- [What is being asked] Collect each line of the entries that holds the string "Strike".
--- start of Records shown ---
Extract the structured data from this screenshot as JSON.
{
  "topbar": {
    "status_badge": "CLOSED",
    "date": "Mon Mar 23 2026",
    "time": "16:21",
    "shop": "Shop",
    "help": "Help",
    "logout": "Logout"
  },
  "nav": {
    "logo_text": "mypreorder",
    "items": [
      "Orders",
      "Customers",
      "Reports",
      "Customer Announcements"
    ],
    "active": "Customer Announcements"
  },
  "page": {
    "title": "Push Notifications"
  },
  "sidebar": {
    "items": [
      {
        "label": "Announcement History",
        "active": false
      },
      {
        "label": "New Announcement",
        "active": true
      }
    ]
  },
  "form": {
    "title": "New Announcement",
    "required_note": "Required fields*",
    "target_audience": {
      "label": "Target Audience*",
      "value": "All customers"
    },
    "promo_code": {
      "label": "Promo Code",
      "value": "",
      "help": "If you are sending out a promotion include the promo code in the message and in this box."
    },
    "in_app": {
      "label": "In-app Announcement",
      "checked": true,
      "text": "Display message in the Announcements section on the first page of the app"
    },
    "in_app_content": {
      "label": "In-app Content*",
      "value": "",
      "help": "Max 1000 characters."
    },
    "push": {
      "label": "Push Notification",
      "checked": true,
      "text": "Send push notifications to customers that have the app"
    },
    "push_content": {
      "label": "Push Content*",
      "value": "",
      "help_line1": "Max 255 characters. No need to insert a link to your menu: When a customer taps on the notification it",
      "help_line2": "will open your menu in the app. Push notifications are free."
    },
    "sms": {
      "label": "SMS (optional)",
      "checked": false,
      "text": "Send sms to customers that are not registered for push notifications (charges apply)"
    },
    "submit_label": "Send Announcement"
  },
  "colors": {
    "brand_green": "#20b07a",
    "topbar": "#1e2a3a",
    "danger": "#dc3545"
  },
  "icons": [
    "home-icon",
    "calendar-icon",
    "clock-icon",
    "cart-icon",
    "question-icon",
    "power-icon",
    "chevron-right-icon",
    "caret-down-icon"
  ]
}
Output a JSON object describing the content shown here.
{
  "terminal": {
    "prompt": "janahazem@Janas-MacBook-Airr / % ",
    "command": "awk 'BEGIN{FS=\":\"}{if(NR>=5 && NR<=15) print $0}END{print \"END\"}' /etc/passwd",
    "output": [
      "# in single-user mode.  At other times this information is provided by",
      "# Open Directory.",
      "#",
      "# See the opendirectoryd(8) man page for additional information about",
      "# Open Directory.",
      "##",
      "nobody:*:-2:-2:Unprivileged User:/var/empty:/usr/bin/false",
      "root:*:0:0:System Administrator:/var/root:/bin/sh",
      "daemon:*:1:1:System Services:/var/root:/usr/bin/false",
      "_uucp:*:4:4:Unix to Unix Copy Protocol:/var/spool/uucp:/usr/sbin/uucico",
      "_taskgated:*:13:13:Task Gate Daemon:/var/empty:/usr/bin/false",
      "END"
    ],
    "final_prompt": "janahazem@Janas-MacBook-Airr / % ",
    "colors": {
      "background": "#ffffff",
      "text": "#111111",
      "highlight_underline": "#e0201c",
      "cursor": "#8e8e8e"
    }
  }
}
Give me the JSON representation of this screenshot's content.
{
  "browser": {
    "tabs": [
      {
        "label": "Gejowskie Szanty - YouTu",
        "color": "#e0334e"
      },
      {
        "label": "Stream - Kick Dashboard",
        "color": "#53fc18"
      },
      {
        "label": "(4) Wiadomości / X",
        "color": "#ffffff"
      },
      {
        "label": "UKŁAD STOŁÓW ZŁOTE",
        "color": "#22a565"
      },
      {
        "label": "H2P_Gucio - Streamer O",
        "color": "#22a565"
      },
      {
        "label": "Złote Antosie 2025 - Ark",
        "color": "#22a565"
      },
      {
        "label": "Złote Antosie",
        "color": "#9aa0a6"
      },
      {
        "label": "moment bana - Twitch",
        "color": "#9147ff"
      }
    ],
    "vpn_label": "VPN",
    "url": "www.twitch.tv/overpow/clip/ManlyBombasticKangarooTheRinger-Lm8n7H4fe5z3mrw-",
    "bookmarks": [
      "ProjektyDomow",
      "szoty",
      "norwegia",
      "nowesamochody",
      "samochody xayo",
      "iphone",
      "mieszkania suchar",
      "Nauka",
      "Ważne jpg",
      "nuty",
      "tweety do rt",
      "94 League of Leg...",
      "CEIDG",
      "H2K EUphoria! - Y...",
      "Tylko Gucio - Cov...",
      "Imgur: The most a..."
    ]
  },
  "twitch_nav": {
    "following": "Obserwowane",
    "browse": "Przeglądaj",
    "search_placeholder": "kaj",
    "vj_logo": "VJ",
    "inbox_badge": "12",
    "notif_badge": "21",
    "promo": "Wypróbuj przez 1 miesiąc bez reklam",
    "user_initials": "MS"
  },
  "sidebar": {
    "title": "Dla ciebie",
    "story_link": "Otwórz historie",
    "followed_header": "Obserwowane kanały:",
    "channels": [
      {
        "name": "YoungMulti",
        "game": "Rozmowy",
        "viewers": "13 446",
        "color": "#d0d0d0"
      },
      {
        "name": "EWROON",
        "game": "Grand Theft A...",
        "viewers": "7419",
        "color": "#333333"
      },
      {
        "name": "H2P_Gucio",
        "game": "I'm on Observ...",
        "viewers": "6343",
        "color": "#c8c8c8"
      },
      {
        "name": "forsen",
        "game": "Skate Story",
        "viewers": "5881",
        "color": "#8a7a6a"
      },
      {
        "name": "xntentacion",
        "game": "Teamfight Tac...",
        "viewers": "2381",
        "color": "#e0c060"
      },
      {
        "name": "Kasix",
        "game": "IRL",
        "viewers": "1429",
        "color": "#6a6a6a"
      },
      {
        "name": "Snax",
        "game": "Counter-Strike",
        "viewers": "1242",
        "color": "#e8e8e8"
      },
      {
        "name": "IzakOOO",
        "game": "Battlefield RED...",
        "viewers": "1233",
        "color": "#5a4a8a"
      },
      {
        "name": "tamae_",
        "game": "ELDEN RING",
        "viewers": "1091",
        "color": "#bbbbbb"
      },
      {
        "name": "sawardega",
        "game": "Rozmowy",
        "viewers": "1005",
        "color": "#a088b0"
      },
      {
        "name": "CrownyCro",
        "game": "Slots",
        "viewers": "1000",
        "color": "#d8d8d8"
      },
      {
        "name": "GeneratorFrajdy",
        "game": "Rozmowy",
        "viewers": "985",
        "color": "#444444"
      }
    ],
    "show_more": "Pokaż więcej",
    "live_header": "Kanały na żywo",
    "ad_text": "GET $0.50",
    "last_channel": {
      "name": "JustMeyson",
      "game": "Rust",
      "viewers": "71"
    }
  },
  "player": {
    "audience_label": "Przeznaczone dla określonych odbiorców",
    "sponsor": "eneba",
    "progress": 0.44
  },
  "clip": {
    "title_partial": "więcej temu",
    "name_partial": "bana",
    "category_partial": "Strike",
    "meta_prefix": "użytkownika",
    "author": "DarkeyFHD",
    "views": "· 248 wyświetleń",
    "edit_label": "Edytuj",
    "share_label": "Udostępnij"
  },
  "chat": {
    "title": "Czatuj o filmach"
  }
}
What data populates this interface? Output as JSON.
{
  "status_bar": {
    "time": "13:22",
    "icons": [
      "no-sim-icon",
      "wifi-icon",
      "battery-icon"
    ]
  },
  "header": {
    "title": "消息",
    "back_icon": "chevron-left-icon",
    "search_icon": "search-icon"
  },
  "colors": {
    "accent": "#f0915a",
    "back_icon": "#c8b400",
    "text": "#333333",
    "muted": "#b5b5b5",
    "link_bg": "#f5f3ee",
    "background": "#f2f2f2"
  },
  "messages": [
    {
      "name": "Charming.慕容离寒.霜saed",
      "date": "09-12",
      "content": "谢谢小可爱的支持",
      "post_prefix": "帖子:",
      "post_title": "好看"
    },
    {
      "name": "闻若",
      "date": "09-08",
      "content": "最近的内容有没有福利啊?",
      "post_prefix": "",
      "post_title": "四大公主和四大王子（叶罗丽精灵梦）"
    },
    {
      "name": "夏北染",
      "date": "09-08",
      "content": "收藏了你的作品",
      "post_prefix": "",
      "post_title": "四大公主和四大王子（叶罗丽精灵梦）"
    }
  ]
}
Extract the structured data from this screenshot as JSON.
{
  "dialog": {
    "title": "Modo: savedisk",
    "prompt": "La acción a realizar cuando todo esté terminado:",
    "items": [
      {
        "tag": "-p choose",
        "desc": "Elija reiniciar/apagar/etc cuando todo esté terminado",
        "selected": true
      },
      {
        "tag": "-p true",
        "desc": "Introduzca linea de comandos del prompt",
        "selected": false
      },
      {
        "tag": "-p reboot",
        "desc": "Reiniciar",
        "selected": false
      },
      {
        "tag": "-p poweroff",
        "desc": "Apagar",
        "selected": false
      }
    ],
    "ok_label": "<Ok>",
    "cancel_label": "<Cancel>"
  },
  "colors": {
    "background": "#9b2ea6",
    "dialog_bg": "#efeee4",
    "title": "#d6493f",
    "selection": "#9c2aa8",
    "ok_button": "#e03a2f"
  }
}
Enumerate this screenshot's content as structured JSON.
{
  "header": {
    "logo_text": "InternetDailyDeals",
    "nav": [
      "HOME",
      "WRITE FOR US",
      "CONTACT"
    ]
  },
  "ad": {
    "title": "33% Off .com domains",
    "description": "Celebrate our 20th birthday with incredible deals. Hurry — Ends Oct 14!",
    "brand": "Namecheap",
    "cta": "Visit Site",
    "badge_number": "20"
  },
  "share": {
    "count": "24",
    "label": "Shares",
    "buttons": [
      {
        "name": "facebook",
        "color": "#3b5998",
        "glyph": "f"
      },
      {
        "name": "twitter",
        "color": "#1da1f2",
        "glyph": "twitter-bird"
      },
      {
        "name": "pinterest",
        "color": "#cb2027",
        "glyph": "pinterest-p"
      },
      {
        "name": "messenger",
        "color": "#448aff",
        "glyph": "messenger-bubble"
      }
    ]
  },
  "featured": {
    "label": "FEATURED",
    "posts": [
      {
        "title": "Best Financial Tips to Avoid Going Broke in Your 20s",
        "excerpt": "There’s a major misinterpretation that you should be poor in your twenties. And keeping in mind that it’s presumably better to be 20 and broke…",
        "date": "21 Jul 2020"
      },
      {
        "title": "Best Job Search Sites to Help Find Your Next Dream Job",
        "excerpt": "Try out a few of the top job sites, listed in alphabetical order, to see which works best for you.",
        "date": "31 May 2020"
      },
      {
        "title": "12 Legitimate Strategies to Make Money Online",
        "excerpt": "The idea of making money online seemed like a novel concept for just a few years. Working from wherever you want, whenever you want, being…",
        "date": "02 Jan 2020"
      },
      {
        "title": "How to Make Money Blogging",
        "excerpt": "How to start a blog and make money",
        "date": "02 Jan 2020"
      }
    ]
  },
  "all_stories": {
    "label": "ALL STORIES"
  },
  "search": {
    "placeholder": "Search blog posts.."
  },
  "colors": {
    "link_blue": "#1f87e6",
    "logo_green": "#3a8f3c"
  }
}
--- end of Records shown ---
- [Solution for this task]
        "game": "Counter-Strike",
    "category_partial": "Strike",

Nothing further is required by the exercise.